== Brief ==
Repeat every line exactly, keeping the pictures out of the copy.

Records from a dataset
------------------------

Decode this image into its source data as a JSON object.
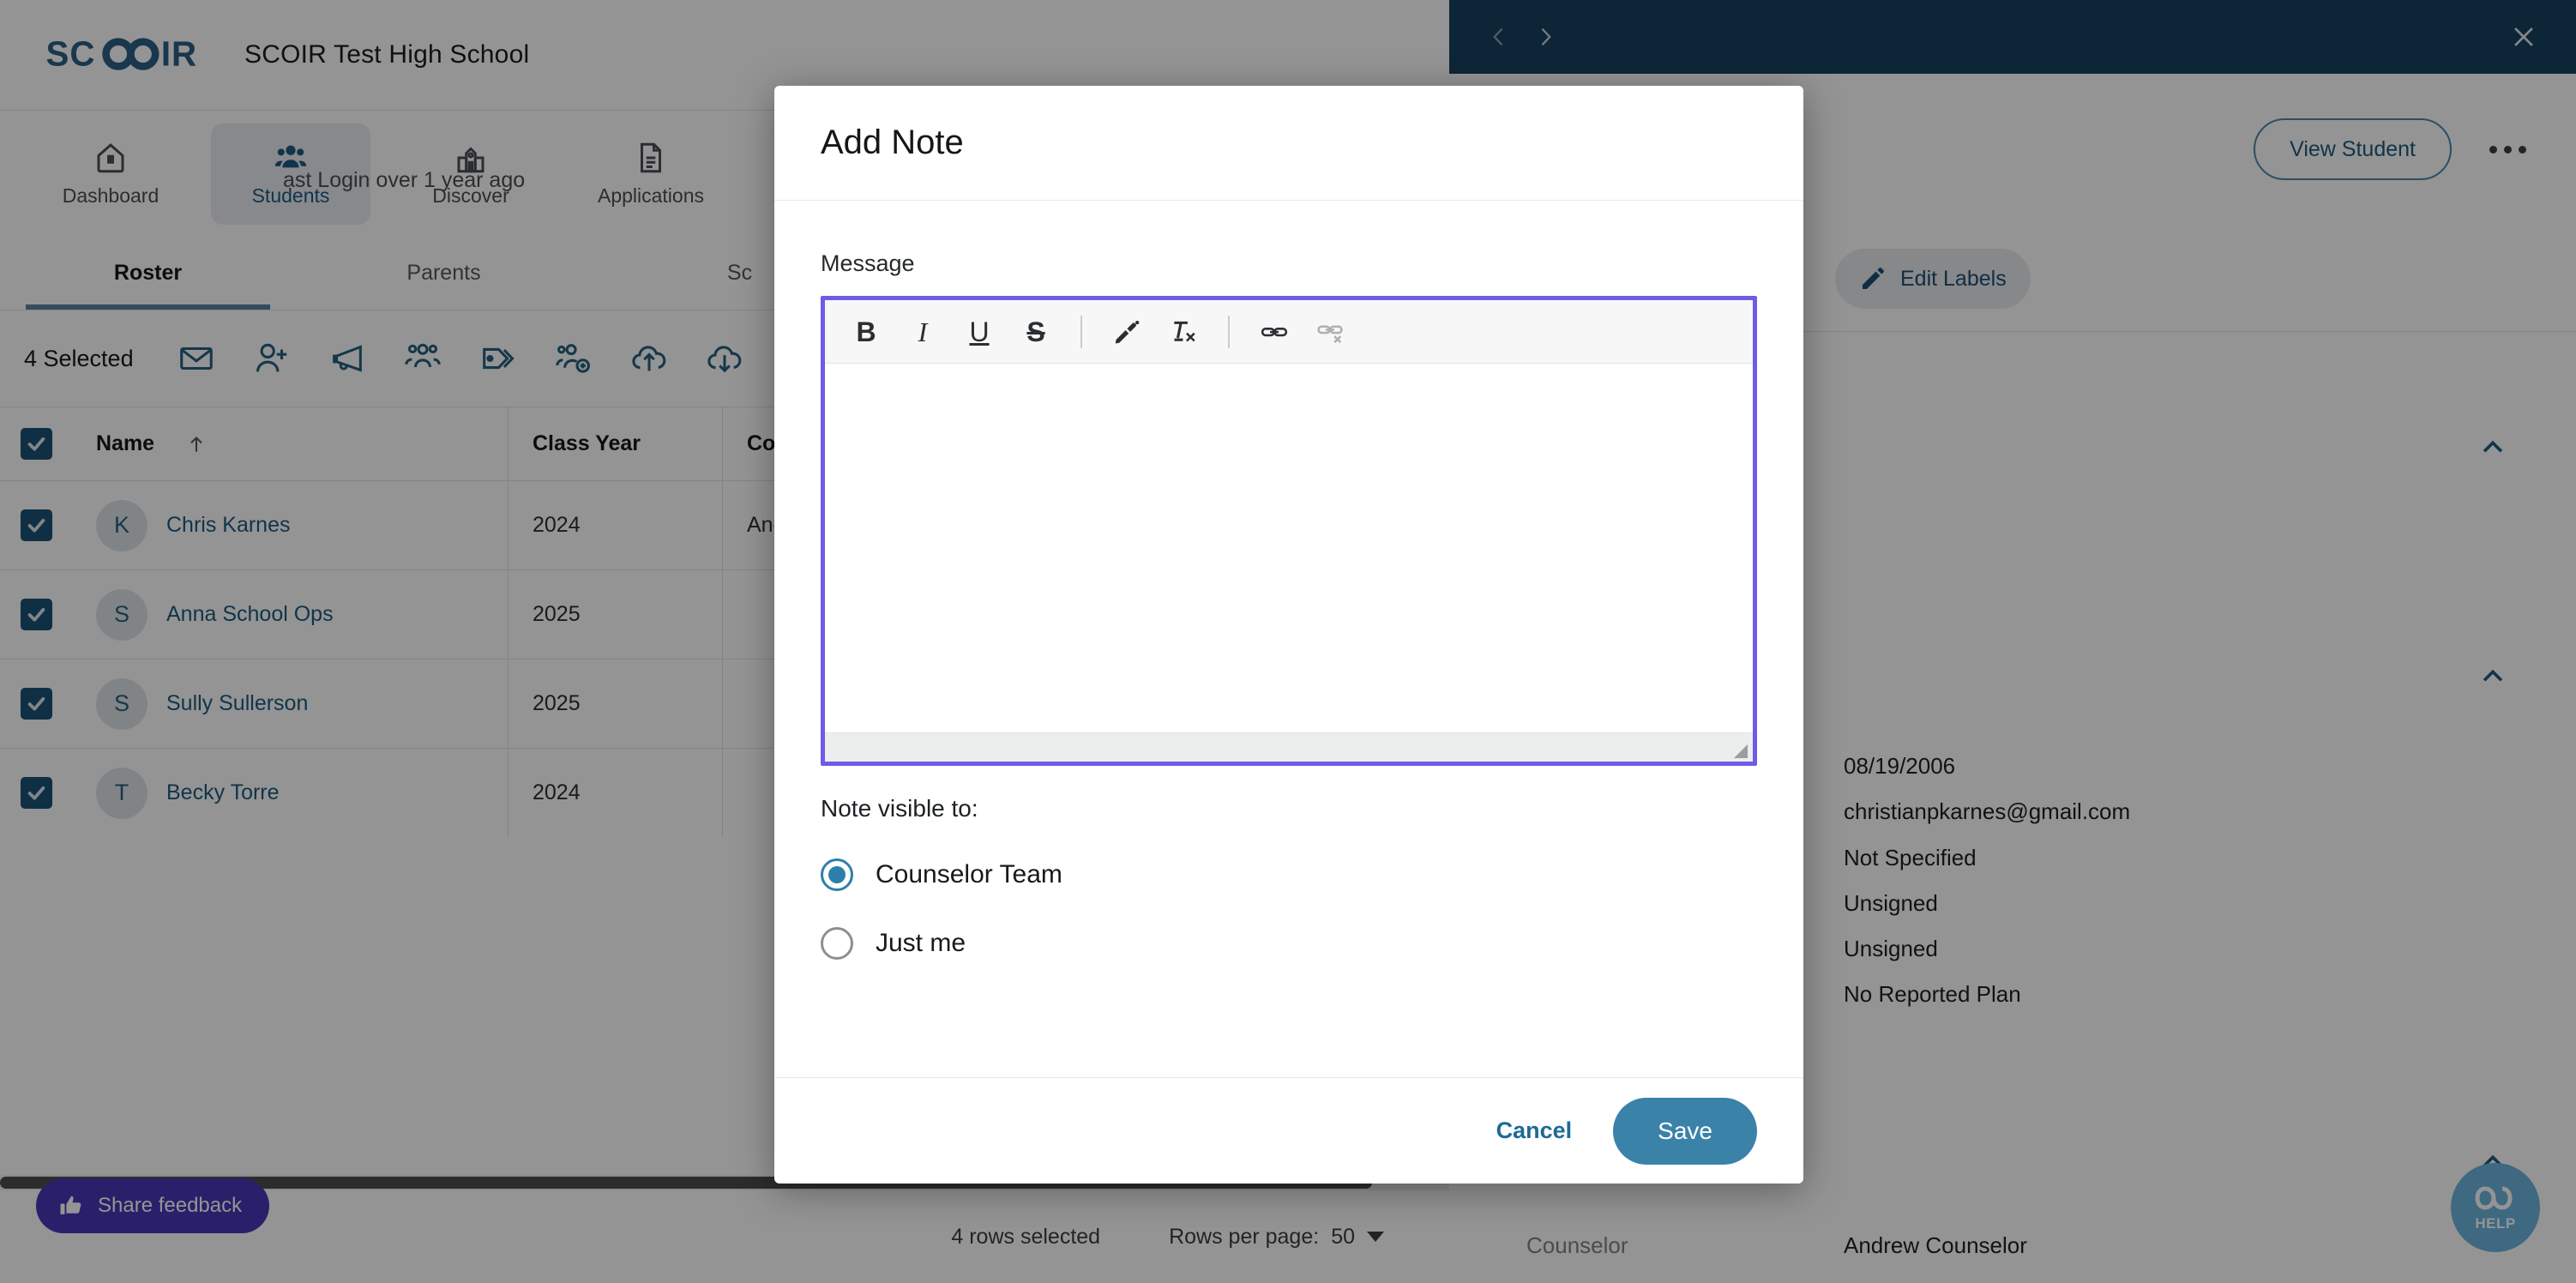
{
  "app": {
    "brand": {
      "logo_text": "SCOIR",
      "school_name": "SCOIR Test High School"
    },
    "primary_nav": [
      {
        "label": "Dashboard",
        "icon": "home-icon",
        "active": false
      },
      {
        "label": "Students",
        "icon": "people-icon",
        "active": true
      },
      {
        "label": "Discover",
        "icon": "school-building-icon",
        "active": false
      },
      {
        "label": "Applications",
        "icon": "document-icon",
        "active": false
      }
    ],
    "sub_tabs": [
      {
        "label": "Roster",
        "active": true
      },
      {
        "label": "Parents",
        "active": false
      },
      {
        "label": "Sc",
        "active": false
      }
    ],
    "bulk_bar": {
      "selected_label": "4 Selected",
      "actions": [
        {
          "name": "send-message-icon"
        },
        {
          "name": "add-student-icon"
        },
        {
          "name": "announcement-icon"
        },
        {
          "name": "groups-icon"
        },
        {
          "name": "label-tag-icon"
        },
        {
          "name": "assign-counselor-icon"
        },
        {
          "name": "upload-icon"
        },
        {
          "name": "download-icon"
        }
      ]
    },
    "table": {
      "columns": [
        "Name",
        "Class Year",
        "Coun"
      ],
      "sort_column": "Name",
      "sort_direction": "asc",
      "header_checkbox_checked": true,
      "rows": [
        {
          "checked": true,
          "initial": "K",
          "name": "Chris Karnes",
          "class_year": "2024",
          "counselor": "Andr"
        },
        {
          "checked": true,
          "initial": "S",
          "name": "Anna School Ops",
          "class_year": "2025",
          "counselor": ""
        },
        {
          "checked": true,
          "initial": "S",
          "name": "Sully Sullerson",
          "class_year": "2025",
          "counselor": ""
        },
        {
          "checked": true,
          "initial": "T",
          "name": "Becky Torre",
          "class_year": "2024",
          "counselor": ""
        }
      ]
    },
    "footer": {
      "rows_selected": "4 rows selected",
      "rows_per_page_label": "Rows per page:",
      "rows_per_page_value": "50"
    },
    "feedback_button": "Share feedback"
  },
  "detail_panel": {
    "last_login": "ast Login over 1 year ago",
    "view_student_label": "View Student",
    "edit_labels_label": "Edit Labels",
    "values": [
      "08/19/2006",
      "christianpkarnes@gmail.com",
      "Not Specified",
      "Unsigned",
      "Unsigned",
      "No Reported Plan"
    ],
    "counselor_label": "Counselor",
    "counselor_value": "Andrew Counselor",
    "help_label": "HELP"
  },
  "modal": {
    "title": "Add Note",
    "message_label": "Message",
    "message_value": "",
    "toolbar": [
      {
        "name": "bold-icon",
        "glyph": "B",
        "disabled": false
      },
      {
        "name": "italic-icon",
        "glyph": "I",
        "disabled": false
      },
      {
        "name": "underline-icon",
        "glyph": "U",
        "disabled": false
      },
      {
        "name": "strikethrough-icon",
        "glyph": "S",
        "disabled": false
      },
      {
        "name": "format-painter-icon",
        "glyph": "",
        "disabled": false
      },
      {
        "name": "remove-format-icon",
        "glyph": "",
        "disabled": false
      },
      {
        "name": "insert-link-icon",
        "glyph": "",
        "disabled": false
      },
      {
        "name": "unlink-icon",
        "glyph": "",
        "disabled": true
      }
    ],
    "visibility_label": "Note visible to:",
    "options": [
      {
        "label": "Counselor Team",
        "selected": true
      },
      {
        "label": "Just me",
        "selected": false
      }
    ],
    "cancel_label": "Cancel",
    "save_label": "Save"
  },
  "colors": {
    "brand_blue": "#1b5277",
    "accent_blue": "#3b82a9",
    "focus_purple": "#6C5CE7",
    "feedback_purple": "#4738b8",
    "panel_header": "#17435f",
    "help_blue": "#6cb6dd"
  }
}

------------------------

== Final result ==
Decode this image into its source data as a JSON object.
{
  "app": {
    "brand": {
      "logo_text": "SCOIR",
      "school_name": "SCOIR Test High School"
    },
    "primary_nav": [
      {
        "label": "Dashboard",
        "icon": "home-icon",
        "active": false
      },
      {
        "label": "Students",
        "icon": "people-icon",
        "active": true
      },
      {
        "label": "Discover",
        "icon": "school-building-icon",
        "active": false
      },
      {
        "label": "Applications",
        "icon": "document-icon",
        "active": false
      }
    ],
    "sub_tabs": [
      {
        "label": "Roster",
        "active": true
      },
      {
        "label": "Parents",
        "active": false
      },
      {
        "label": "Sc",
        "active": false
      }
    ],
    "bulk_bar": {
      "selected_label": "4 Selected",
      "actions": [
        {
          "name": "send-message-icon"
        },
        {
          "name": "add-student-icon"
        },
        {
          "name": "announcement-icon"
        },
        {
          "name": "groups-icon"
        },
        {
          "name": "label-tag-icon"
        },
        {
          "name": "assign-counselor-icon"
        },
        {
          "name": "upload-icon"
        },
        {
          "name": "download-icon"
        }
      ]
    },
    "table": {
      "columns": [
        "Name",
        "Class Year",
        "Coun"
      ],
      "sort_column": "Name",
      "sort_direction": "asc",
      "header_checkbox_checked": true,
      "rows": [
        {
          "checked": true,
          "initial": "K",
          "name": "Chris Karnes",
          "class_year": "2024",
          "counselor": "Andr"
        },
        {
          "checked": true,
          "initial": "S",
          "name": "Anna School Ops",
          "class_year": "2025",
          "counselor": ""
        },
        {
          "checked": true,
          "initial": "S",
          "name": "Sully Sullerson",
          "class_year": "2025",
          "counselor": ""
        },
        {
          "checked": true,
          "initial": "T",
          "name": "Becky Torre",
          "class_year": "2024",
          "counselor": ""
        }
      ]
    },
    "footer": {
      "rows_selected": "4 rows selected",
      "rows_per_page_label": "Rows per page:",
      "rows_per_page_value": "50"
    },
    "feedback_button": "Share feedback"
  },
  "detail_panel": {
    "last_login": "ast Login over 1 year ago",
    "view_student_label": "View Student",
    "edit_labels_label": "Edit Labels",
    "values": [
      "08/19/2006",
      "christianpkarnes@gmail.com",
      "Not Specified",
      "Unsigned",
      "Unsigned",
      "No Reported Plan"
    ],
    "counselor_label": "Counselor",
    "counselor_value": "Andrew Counselor",
    "help_label": "HELP"
  },
  "modal": {
    "title": "Add Note",
    "message_label": "Message",
    "message_value": "",
    "toolbar": [
      {
        "name": "bold-icon",
        "glyph": "B",
        "disabled": false
      },
      {
        "name": "italic-icon",
        "glyph": "I",
        "disabled": false
      },
      {
        "name": "underline-icon",
        "glyph": "U",
        "disabled": false
      },
      {
        "name": "strikethrough-icon",
        "glyph": "S",
        "disabled": false
      },
      {
        "name": "format-painter-icon",
        "glyph": "",
        "disabled": false
      },
      {
        "name": "remove-format-icon",
        "glyph": "",
        "disabled": false
      },
      {
        "name": "insert-link-icon",
        "glyph": "",
        "disabled": false
      },
      {
        "name": "unlink-icon",
        "glyph": "",
        "disabled": true
      }
    ],
    "visibility_label": "Note visible to:",
    "options": [
      {
        "label": "Counselor Team",
        "selected": true
      },
      {
        "label": "Just me",
        "selected": false
      }
    ],
    "cancel_label": "Cancel",
    "save_label": "Save"
  },
  "colors": {
    "brand_blue": "#1b5277",
    "accent_blue": "#3b82a9",
    "focus_purple": "#6C5CE7",
    "feedback_purple": "#4738b8",
    "panel_header": "#17435f",
    "help_blue": "#6cb6dd"
  }
}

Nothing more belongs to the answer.